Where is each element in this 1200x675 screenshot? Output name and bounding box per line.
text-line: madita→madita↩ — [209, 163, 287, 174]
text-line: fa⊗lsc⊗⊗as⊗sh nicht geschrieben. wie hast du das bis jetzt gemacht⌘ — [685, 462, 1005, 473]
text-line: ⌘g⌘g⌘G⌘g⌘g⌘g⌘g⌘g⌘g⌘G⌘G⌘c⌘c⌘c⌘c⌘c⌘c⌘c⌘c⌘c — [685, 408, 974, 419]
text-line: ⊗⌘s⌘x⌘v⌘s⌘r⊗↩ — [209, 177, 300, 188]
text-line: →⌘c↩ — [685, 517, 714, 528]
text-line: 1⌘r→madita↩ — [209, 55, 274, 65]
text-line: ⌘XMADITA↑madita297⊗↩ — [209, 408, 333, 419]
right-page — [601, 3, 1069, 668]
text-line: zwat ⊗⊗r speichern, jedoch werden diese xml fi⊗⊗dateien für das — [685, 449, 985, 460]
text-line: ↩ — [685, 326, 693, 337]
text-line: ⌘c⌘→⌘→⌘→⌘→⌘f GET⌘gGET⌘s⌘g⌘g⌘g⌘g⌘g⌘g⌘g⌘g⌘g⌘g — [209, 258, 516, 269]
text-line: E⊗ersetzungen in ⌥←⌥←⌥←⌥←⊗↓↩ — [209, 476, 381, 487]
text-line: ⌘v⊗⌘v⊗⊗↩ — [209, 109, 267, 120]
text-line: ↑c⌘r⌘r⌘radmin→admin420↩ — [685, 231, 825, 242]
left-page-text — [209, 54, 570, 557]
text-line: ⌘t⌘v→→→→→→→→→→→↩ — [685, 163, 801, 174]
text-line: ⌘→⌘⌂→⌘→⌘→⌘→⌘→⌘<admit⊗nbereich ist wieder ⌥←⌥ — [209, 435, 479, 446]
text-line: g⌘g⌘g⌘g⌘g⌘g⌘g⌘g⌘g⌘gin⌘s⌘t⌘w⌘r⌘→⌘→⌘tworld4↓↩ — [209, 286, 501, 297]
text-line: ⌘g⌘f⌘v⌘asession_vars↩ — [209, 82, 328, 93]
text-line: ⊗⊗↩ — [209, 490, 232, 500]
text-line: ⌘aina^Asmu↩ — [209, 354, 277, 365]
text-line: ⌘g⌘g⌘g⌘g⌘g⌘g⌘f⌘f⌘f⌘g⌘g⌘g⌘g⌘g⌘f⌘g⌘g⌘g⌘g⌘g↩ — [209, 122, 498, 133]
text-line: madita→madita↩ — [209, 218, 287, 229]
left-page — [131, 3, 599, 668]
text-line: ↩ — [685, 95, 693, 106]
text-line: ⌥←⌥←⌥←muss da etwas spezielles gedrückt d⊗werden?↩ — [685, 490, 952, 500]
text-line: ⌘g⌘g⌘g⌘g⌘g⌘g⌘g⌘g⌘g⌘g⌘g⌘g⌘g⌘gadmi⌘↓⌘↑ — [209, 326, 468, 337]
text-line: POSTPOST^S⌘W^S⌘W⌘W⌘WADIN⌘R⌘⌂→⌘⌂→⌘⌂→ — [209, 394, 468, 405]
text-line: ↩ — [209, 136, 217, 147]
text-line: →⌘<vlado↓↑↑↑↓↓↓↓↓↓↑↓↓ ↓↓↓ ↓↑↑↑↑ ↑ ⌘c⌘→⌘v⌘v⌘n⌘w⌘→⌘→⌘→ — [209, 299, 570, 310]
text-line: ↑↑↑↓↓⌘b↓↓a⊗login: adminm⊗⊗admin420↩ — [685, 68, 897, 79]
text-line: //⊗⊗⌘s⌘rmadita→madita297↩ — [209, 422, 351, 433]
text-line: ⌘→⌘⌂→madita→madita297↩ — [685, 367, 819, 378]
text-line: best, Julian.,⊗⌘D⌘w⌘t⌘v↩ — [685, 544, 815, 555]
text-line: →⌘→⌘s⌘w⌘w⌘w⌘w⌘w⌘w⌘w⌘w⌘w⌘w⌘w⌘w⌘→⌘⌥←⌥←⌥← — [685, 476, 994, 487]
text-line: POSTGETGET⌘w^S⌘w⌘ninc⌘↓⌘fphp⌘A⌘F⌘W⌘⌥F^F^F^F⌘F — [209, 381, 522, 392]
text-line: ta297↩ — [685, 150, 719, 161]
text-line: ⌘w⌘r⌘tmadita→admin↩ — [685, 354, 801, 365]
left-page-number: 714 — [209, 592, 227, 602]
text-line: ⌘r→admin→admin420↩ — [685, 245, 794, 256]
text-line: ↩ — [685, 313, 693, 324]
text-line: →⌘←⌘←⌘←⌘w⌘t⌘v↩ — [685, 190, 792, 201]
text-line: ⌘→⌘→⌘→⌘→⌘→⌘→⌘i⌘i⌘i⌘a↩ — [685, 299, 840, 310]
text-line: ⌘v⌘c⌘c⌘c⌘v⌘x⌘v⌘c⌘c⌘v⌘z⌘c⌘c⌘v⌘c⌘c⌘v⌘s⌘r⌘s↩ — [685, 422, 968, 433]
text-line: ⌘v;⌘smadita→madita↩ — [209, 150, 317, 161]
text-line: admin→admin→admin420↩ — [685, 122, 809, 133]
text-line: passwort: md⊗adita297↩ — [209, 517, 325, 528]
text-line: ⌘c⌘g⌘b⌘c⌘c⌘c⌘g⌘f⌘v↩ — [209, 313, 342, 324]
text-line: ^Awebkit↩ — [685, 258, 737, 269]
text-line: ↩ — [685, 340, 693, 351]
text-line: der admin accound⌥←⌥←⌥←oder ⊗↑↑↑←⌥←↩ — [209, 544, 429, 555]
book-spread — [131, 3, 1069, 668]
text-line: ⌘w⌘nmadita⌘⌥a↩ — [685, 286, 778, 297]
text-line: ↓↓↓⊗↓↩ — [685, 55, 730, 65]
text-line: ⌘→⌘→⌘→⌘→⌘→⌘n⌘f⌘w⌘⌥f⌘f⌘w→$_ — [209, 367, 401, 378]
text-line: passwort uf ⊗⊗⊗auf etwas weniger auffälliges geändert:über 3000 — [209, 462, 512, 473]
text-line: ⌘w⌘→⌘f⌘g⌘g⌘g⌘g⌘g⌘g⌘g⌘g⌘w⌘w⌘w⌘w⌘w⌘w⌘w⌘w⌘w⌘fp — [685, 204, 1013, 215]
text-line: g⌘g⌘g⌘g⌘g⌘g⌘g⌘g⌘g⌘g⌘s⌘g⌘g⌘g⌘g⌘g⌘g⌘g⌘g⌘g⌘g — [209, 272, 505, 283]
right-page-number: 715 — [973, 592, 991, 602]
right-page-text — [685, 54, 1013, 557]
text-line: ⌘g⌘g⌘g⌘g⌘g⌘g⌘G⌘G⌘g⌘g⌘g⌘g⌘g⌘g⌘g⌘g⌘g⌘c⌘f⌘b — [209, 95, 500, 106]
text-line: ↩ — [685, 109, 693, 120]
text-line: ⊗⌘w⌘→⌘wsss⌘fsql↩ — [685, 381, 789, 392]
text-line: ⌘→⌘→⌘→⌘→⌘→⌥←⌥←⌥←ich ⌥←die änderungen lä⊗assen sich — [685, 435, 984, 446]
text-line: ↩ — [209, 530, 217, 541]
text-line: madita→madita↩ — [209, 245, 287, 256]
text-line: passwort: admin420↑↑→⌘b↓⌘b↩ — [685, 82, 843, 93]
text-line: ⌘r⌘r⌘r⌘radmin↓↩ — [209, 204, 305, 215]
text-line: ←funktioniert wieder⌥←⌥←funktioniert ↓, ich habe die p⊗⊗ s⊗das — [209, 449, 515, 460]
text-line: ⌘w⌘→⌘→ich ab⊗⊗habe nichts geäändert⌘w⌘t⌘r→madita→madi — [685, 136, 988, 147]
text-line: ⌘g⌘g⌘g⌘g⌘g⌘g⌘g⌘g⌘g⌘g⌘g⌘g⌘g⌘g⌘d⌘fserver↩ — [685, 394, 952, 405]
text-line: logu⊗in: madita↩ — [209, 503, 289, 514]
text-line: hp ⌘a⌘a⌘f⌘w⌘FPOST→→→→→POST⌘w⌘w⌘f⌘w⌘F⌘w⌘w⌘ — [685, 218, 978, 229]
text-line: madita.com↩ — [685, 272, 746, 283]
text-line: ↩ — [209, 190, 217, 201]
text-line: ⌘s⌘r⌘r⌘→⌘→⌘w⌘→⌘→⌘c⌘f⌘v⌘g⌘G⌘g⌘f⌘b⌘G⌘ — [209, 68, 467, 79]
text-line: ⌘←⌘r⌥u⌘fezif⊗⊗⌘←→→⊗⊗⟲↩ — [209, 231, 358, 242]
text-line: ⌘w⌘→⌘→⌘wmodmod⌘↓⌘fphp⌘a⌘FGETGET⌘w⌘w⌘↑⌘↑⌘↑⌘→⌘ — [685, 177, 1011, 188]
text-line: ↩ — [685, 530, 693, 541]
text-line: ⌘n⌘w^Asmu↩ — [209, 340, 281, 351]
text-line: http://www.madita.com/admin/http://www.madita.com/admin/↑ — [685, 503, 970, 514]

·····

▸ Рабочее задание:
Перепишите без изменений строки записей от самой первой до строки с «text-line: 1⌘r→madita↩ — [209, 55, 274, 65]» включительно.

▸ Решение задания:
Where is each element in this 1200x675 screenshot? Output name and bounding box per line.
text-line: madita→madita↩ — [209, 163, 287, 174]
text-line: fa⊗lsc⊗⊗as⊗sh nicht geschrieben. wie hast du das bis jetzt gemacht⌘ — [685, 462, 1005, 473]
text-line: ⌘g⌘g⌘G⌘g⌘g⌘g⌘g⌘g⌘g⌘G⌘G⌘c⌘c⌘c⌘c⌘c⌘c⌘c⌘c⌘c — [685, 408, 974, 419]
text-line: ⊗⌘s⌘x⌘v⌘s⌘r⊗↩ — [209, 177, 300, 188]
text-line: →⌘c↩ — [685, 517, 714, 528]
text-line: 1⌘r→madita↩ — [209, 55, 274, 65]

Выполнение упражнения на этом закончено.